RECORDS PROVIDED =>

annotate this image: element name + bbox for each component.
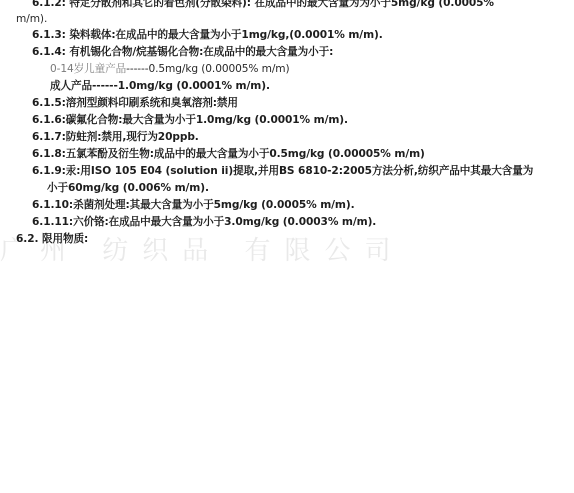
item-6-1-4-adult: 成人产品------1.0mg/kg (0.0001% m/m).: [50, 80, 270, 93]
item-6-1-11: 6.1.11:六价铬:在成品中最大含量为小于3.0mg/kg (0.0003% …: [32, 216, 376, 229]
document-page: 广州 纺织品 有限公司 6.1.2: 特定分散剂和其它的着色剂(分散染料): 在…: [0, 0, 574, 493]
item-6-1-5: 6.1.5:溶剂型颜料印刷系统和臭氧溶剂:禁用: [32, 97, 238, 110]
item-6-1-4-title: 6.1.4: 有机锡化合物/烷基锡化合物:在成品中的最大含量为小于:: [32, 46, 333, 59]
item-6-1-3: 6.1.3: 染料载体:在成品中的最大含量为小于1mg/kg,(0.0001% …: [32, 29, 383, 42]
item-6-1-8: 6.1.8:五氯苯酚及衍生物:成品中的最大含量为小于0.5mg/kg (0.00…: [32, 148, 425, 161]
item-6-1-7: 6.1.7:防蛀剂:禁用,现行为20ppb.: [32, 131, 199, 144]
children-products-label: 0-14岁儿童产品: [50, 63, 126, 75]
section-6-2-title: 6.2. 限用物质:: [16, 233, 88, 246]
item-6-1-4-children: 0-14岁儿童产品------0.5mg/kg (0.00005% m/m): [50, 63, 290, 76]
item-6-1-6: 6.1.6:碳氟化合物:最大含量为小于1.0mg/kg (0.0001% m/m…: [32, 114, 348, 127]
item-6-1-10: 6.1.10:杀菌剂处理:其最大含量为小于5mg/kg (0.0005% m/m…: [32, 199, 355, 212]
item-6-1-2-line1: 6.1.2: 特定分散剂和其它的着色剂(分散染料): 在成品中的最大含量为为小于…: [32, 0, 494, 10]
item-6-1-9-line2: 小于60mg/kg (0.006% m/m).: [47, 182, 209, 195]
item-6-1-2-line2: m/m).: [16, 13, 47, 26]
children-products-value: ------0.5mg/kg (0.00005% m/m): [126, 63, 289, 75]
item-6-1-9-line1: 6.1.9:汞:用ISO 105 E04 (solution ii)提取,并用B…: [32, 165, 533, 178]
* * *
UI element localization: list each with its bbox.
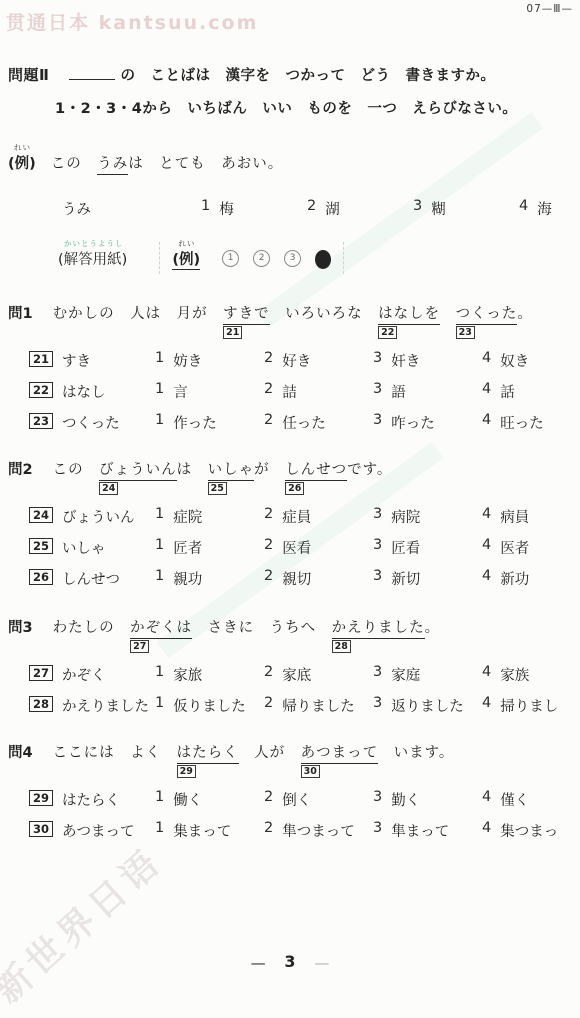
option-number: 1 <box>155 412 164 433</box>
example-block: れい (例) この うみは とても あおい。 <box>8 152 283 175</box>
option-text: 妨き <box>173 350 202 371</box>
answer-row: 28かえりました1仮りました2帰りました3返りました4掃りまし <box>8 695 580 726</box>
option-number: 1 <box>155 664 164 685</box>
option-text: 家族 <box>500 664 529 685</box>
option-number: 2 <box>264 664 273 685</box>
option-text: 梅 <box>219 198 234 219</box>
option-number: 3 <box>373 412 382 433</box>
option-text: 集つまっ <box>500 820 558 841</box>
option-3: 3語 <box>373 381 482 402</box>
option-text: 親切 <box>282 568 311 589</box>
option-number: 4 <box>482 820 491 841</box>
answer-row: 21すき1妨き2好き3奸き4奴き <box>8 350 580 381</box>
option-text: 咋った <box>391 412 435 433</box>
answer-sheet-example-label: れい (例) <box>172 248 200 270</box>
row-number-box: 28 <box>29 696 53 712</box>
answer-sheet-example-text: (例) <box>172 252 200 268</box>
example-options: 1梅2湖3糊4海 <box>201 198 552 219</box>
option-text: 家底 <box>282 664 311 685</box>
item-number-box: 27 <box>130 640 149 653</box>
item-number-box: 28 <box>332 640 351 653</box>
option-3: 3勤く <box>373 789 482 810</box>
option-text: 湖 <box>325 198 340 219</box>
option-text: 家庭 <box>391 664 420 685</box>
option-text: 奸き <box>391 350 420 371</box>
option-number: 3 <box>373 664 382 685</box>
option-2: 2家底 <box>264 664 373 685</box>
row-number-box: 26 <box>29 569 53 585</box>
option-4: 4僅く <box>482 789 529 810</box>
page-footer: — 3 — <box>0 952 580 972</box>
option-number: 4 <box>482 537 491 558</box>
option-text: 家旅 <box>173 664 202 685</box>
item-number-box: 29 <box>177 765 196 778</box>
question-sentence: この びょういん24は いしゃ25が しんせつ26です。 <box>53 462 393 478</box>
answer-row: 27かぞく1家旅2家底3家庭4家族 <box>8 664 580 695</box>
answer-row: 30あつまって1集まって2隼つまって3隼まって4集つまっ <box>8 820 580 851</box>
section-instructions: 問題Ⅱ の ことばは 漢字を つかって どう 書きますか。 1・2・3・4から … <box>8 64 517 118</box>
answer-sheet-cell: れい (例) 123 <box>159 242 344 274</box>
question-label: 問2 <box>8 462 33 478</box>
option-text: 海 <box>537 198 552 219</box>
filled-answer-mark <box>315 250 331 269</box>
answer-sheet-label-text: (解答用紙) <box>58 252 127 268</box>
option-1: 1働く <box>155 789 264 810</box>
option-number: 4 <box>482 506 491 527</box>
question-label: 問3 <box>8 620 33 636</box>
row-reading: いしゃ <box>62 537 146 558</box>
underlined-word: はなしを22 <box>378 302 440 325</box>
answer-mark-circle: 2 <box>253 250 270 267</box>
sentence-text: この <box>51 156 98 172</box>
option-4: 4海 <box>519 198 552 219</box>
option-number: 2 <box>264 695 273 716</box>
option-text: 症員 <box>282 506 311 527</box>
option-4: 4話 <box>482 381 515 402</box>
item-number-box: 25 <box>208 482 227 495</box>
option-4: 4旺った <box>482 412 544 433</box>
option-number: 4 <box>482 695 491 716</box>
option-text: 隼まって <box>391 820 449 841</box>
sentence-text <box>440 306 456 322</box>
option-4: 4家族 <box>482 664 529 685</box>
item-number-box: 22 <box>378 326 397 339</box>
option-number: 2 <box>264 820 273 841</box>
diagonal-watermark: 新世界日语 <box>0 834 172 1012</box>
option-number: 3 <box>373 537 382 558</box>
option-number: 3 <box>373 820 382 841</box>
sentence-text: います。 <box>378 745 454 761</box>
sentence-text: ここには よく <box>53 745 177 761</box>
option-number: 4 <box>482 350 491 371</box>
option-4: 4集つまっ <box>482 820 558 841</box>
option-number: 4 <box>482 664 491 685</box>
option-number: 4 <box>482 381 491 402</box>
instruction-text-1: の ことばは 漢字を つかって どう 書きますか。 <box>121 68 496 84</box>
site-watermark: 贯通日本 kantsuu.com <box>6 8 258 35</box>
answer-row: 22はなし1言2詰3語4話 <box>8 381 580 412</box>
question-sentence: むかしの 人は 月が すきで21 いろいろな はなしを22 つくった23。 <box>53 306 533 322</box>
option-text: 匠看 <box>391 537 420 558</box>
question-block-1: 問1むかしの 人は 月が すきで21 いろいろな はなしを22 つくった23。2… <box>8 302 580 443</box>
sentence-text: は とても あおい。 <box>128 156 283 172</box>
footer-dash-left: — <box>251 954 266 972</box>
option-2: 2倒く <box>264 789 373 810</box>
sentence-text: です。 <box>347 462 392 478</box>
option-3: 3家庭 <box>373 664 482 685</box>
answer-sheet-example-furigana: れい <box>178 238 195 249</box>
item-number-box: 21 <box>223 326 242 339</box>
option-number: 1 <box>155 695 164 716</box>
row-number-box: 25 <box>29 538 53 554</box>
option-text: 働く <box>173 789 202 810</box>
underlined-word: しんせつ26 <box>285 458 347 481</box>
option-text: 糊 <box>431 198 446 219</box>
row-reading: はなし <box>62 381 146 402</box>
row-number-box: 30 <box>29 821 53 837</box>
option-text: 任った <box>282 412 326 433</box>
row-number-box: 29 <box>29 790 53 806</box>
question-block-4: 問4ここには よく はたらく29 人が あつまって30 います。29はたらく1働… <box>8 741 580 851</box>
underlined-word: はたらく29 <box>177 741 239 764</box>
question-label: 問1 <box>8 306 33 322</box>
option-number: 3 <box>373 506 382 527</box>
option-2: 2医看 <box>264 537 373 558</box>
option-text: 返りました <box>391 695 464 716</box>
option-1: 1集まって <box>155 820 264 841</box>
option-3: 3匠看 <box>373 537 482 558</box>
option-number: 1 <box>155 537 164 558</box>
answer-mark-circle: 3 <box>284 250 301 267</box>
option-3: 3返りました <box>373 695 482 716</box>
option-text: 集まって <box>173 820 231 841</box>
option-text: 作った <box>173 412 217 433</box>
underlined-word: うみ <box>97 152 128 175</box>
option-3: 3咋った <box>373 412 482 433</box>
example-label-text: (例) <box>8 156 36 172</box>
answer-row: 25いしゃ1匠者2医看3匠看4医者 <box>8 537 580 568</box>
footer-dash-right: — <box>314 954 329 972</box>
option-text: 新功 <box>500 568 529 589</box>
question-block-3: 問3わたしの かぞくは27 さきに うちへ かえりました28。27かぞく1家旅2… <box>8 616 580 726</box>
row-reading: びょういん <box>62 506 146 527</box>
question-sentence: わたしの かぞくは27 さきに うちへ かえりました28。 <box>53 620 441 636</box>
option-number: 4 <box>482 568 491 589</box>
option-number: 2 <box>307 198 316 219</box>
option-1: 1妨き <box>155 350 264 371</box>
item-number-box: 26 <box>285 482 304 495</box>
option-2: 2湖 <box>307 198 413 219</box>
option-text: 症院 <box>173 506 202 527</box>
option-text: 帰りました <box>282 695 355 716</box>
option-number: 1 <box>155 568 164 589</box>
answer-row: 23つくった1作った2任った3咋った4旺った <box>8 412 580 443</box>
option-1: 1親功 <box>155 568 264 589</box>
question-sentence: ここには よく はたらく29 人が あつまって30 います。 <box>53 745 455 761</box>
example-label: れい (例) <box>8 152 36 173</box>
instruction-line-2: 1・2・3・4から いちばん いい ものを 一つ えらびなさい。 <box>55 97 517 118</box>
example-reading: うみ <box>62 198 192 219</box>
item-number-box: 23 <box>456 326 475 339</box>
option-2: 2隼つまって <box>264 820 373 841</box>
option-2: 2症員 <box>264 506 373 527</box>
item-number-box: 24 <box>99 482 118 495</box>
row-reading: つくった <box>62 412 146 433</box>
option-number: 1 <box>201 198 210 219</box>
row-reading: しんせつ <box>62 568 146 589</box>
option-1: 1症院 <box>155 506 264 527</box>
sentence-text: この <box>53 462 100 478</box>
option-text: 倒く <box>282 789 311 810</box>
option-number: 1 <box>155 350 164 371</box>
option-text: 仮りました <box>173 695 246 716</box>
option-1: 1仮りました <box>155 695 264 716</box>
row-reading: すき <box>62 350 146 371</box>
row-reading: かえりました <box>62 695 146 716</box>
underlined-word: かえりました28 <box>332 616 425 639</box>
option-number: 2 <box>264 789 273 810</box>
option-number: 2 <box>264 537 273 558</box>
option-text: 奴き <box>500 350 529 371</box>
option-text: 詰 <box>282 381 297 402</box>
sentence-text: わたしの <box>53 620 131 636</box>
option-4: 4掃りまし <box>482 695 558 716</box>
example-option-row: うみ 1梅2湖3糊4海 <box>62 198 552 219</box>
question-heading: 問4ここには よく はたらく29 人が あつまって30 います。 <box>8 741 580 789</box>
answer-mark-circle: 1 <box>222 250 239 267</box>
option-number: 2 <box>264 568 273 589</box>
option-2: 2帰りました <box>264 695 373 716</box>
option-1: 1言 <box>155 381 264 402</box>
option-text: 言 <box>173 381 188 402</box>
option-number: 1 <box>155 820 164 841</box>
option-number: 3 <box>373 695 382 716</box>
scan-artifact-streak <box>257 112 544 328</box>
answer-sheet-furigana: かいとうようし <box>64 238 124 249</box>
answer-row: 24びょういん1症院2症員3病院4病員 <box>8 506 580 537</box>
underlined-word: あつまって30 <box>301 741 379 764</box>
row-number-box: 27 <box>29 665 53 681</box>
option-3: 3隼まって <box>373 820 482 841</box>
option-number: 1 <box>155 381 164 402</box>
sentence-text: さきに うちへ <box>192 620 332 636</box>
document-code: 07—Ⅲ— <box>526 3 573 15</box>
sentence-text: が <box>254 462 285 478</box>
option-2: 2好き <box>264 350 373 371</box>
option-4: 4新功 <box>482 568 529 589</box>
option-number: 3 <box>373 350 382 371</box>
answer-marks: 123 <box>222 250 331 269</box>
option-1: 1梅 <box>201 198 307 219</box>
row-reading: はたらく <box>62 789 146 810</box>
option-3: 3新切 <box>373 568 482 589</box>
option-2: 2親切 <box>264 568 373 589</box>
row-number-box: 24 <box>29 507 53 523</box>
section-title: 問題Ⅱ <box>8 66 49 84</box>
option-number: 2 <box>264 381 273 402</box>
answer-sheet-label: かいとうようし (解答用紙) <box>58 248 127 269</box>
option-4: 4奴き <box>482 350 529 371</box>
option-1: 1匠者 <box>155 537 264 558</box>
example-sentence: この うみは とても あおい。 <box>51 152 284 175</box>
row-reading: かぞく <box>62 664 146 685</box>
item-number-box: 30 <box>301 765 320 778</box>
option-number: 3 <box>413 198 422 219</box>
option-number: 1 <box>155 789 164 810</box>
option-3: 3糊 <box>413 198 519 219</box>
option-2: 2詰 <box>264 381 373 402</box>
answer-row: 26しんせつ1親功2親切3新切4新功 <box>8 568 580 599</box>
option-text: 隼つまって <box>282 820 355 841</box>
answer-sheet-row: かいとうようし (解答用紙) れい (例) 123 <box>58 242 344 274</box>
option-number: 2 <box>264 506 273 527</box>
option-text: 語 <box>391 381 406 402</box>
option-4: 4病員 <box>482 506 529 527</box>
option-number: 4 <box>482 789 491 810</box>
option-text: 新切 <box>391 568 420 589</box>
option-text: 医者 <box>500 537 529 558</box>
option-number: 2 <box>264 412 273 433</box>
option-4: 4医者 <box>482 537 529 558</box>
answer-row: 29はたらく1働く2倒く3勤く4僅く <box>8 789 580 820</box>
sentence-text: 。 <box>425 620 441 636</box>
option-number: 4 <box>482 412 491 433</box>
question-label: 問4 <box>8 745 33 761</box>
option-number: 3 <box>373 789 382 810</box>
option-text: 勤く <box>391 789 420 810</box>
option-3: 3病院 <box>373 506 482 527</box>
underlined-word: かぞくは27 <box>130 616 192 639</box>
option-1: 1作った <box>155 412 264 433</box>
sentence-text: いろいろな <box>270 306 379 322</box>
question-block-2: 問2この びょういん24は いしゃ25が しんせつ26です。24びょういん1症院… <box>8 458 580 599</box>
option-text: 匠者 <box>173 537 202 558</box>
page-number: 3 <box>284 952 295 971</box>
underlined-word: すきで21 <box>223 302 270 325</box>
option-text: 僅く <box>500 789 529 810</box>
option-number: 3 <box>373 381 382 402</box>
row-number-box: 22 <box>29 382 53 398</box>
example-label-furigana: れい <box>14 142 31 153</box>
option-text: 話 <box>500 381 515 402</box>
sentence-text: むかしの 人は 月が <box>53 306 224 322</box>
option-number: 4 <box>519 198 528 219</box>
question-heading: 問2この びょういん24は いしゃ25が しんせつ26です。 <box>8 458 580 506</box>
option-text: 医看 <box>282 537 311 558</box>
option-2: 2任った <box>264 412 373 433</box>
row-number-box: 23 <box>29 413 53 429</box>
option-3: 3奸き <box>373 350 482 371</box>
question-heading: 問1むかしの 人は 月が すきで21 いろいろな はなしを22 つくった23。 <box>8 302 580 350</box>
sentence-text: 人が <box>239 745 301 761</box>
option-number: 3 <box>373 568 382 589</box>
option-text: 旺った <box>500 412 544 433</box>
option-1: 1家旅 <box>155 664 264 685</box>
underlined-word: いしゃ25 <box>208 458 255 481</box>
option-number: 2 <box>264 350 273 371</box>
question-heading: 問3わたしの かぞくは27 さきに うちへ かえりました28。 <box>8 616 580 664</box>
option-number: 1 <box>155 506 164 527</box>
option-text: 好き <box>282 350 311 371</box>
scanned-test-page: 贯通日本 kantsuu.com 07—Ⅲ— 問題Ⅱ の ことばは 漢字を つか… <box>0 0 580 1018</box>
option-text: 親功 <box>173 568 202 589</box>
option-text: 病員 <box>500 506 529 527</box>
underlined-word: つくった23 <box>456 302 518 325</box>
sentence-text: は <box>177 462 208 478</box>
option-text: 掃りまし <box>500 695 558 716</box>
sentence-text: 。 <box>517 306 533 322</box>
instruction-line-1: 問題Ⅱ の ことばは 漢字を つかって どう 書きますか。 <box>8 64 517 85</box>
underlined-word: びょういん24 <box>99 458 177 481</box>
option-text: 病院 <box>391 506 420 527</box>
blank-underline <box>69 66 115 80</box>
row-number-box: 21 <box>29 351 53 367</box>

PROBLEM REQUIREMENTS => How many lines in the entries above contain the string "block"? Reply with the number only.

TASK ANSWER => 5